The Court of Appeal had found in favour of the tenants (see here for a description of the Court of Appeal decision). The Court of Final Appeal unanimously rejected the Government’s appeal and found in favour of the tenants. The doctrine of encroachment had the effect contended for by the tenants and their claim was not affected by the fact that the exercise of the right of renewal (and consequent grant of a new lease) had occurred while the limitation period was still running in respect of the land encroached upon. It was enough that the tenants had been in possession of the land for an uninterrupted sixty year period as required by section 7 of the Limitation Ordinance.

There was a thorough exploration of the juridical basis of the doctrine of encroachment: Ribeiro PJ had a view as to the nature of the doctrine that differed from that of Lord Scott of Foscote NPJ. Common to all is an acceptance that the encroachment creates a rebuttable presumption that the tenant possesses the land as an addition to the lease. Lord Scott thought that added to this is a straightforward application of the doctrine of adverse possession (the expiry of the limitation period prevents the landlord from being able to recover possession). Lord Scott thought that the intention of the tenant modified the operation of the doctrine of adverse possession ([112] – [113]). Ribeiro PJ thought that this solution was unavailable since it seems to clash with section 17 of the Limitation Ordinance (which extinguishes the landlord’s title). He thought that the landlord’s eventual right to recover the land arose from a presumption that the encroachment is an an annexation of the relevant land to the demised property and an estoppel binding on the tenant preventing the tenant from asserting that his possession is adverse to the landlord (paras. [40] – [41]). In Ribeiro PJ’s view, the Limitation Ordinance is not directly relevant (para. 41) but it is indirectly relevant in that, in the absence of the doctrine of encroachment, the tenant could claim to have extinguished the landlord’s title.

PROMPT =>
Reproduce the entire case summary word for word. The items have no connection to the case summary.

Bounding box entries
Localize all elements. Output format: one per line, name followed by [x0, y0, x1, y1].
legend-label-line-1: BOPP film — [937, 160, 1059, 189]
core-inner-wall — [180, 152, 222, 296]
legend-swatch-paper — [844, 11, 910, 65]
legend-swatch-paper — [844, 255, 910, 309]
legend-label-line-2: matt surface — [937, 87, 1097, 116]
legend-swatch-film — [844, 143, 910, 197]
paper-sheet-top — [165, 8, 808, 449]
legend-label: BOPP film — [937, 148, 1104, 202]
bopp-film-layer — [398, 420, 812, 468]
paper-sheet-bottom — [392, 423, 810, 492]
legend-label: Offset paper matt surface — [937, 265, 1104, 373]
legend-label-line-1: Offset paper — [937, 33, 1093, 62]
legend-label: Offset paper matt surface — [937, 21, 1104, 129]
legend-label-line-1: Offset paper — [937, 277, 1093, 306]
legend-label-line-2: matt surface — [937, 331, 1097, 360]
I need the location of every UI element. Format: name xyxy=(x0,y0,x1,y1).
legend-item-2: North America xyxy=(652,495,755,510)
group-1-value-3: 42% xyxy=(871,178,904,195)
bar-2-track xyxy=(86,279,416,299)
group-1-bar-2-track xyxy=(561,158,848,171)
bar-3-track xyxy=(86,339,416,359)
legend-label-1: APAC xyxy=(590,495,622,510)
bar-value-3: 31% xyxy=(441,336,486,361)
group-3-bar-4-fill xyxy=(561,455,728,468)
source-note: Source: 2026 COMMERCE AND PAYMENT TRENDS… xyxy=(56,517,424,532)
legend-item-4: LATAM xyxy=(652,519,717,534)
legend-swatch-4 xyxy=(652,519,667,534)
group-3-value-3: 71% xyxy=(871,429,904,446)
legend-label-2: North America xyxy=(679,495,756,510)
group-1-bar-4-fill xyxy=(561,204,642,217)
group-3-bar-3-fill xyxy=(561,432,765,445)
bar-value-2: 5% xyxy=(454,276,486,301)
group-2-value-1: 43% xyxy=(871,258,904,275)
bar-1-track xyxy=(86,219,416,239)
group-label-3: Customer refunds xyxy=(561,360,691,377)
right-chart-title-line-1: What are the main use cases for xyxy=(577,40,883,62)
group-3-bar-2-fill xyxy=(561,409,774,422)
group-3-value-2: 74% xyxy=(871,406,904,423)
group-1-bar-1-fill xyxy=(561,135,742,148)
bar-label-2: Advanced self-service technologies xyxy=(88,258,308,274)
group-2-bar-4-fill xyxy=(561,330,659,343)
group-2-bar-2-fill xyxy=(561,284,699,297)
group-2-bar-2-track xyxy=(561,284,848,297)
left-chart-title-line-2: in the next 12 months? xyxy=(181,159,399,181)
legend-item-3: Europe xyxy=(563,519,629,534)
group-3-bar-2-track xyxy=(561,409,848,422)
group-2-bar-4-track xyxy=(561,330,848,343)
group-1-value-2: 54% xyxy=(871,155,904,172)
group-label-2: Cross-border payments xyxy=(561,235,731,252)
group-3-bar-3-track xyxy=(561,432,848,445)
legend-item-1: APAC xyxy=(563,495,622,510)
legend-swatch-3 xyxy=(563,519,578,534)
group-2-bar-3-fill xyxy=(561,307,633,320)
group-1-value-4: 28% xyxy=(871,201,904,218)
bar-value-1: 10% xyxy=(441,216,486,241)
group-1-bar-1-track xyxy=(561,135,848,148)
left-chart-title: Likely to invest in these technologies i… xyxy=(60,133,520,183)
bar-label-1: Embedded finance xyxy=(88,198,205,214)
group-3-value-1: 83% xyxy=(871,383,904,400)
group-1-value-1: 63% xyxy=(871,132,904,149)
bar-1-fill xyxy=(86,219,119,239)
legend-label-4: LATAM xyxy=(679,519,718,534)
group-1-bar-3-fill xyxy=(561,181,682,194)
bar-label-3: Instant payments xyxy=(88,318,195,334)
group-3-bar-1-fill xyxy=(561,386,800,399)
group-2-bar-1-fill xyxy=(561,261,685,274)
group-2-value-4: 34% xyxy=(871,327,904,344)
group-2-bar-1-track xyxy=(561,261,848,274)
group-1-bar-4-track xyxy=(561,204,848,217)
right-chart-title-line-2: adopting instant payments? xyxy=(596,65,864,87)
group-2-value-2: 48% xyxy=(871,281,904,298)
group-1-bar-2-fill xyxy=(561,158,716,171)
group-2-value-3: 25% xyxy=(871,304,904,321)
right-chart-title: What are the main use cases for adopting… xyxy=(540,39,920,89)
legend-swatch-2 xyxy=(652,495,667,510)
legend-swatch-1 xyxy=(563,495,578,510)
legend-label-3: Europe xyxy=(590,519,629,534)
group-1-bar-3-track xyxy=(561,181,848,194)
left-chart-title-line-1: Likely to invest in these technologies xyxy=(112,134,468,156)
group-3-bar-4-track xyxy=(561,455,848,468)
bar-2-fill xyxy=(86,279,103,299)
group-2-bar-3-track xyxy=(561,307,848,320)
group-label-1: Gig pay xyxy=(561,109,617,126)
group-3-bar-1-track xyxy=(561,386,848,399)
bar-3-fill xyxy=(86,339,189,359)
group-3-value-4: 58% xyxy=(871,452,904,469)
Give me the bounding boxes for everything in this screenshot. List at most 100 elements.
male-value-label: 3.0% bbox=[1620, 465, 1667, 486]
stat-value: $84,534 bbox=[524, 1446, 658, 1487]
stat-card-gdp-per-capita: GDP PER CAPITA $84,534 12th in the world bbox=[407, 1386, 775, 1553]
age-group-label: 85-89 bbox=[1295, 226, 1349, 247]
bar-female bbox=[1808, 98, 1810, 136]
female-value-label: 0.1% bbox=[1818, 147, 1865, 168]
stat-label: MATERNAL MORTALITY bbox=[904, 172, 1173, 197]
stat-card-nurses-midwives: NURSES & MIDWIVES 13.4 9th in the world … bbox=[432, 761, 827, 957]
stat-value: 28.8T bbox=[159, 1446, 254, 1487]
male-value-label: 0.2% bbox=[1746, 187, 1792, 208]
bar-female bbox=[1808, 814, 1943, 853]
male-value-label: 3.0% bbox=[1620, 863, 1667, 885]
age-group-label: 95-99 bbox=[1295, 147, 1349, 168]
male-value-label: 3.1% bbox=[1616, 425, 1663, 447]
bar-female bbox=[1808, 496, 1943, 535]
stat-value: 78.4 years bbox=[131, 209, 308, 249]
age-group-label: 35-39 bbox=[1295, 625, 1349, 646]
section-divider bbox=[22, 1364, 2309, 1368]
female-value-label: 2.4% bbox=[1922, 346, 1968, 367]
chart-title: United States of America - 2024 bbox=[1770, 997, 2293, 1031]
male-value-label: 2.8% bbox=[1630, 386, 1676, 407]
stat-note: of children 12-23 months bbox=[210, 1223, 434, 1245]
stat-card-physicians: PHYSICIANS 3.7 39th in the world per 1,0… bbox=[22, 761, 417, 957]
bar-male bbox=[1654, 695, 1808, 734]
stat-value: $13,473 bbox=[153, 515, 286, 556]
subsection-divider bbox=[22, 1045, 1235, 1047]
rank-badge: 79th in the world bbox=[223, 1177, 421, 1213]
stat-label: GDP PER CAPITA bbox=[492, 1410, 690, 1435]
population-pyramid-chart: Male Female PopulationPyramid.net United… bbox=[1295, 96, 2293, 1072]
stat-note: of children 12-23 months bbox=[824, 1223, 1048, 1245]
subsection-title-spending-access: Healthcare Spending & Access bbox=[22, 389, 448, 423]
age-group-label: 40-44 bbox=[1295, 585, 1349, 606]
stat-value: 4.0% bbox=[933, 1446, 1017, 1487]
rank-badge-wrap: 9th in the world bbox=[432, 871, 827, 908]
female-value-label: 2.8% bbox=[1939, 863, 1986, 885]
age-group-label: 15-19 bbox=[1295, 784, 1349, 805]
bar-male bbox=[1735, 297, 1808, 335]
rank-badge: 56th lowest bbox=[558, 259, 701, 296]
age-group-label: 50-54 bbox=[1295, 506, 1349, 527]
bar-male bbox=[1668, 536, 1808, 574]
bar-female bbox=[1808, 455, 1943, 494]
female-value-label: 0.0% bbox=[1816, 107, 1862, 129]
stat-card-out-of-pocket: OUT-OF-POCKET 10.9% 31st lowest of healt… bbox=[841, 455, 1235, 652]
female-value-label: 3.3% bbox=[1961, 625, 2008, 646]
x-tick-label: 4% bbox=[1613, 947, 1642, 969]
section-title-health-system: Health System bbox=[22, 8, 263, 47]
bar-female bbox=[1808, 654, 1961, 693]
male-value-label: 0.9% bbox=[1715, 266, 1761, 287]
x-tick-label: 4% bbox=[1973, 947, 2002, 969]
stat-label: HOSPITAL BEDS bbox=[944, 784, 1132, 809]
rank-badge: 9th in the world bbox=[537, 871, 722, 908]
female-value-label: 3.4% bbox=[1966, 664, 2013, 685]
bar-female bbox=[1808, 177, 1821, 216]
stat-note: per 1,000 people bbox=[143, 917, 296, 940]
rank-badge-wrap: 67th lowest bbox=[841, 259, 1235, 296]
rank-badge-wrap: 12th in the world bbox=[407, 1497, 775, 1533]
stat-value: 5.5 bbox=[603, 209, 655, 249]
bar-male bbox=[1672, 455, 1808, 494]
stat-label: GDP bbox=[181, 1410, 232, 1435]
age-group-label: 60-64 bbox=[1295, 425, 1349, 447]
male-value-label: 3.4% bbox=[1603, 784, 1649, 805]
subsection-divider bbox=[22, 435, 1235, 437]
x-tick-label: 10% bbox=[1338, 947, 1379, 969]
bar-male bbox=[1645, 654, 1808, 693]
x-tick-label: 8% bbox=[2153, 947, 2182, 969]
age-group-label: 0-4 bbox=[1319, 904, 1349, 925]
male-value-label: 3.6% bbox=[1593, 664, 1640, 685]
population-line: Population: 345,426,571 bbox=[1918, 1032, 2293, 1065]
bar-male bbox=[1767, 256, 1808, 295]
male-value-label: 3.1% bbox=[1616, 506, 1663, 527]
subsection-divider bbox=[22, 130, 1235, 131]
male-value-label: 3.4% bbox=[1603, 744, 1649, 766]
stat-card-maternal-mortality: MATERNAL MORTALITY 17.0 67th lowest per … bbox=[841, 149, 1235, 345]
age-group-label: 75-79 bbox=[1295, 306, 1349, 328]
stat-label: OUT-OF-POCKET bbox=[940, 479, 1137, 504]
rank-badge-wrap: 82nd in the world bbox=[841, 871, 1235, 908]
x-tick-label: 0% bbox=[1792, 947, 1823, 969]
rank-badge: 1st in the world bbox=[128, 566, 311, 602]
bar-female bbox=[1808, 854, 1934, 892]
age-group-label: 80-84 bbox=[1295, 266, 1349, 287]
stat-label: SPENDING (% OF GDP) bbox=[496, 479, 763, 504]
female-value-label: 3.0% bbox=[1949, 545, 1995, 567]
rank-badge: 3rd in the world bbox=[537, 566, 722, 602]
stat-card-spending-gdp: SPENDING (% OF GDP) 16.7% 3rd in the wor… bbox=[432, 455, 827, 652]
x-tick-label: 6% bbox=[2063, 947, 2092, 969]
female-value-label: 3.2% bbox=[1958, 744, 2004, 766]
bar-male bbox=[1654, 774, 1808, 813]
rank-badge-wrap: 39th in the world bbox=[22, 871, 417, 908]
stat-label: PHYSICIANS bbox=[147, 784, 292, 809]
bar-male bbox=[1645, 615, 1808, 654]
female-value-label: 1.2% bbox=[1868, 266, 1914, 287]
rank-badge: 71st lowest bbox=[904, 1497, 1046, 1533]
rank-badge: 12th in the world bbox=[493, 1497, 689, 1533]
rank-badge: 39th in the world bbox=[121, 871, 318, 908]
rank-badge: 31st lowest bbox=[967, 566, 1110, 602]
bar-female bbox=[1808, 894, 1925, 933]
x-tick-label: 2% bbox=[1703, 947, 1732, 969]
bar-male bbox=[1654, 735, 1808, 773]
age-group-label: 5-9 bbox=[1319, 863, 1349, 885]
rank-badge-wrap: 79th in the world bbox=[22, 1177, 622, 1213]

RESULT OF THE TASK =>
The Court of Appeal had found in favour of the tenants (see here for a description of the Court of Appeal decision). The Court of Final Appeal unanimously rejected the Government’s appeal and found in favour of the tenants. The doctrine of encroachment had the effect contended for by the tenants and their claim was not affected by the fact that the exercise of the right of renewal (and consequent grant of a new lease) had occurred while the limitation period was still running in respect of the land encroached upon. It was enough that the tenants had been in possession of the land for an uninterrupted sixty year period as required by section 7 of the Limitation Ordinance.

There was a thorough exploration of the juridical basis of the doctrine of encroachment: Ribeiro PJ had a view as to the nature of the doctrine that differed from that of Lord Scott of Foscote NPJ. Common to all is an acceptance that the encroachment creates a rebuttable presumption that the tenant possesses the land as an addition to the lease. Lord Scott thought that added to this is a straightforward application of the doctrine of adverse possession (the expiry of the limitation period prevents the landlord from being able to recover possession). Lord Scott thought that the intention of the tenant modified the operation of the doctrine of adverse possession ([112] – [113]). Ribeiro PJ thought that this solution was unavailable since it seems to clash with section 17 of the Limitation Ordinance (which extinguishes the landlord’s title). He thought that the landlord’s eventual right to recover the land arose from a presumption that the encroachment is an an annexation of the relevant land to the demised property and an estoppel binding on the tenant preventing the tenant from asserting that his possession is adverse to the landlord (paras. [40] – [41]). In Ribeiro PJ’s view, the Limitation Ordinance is not directly relevant (para. 41) but it is indirectly relevant in that, in the absence of the doctrine of encroachment, the tenant could claim to have extinguished the landlord’s title.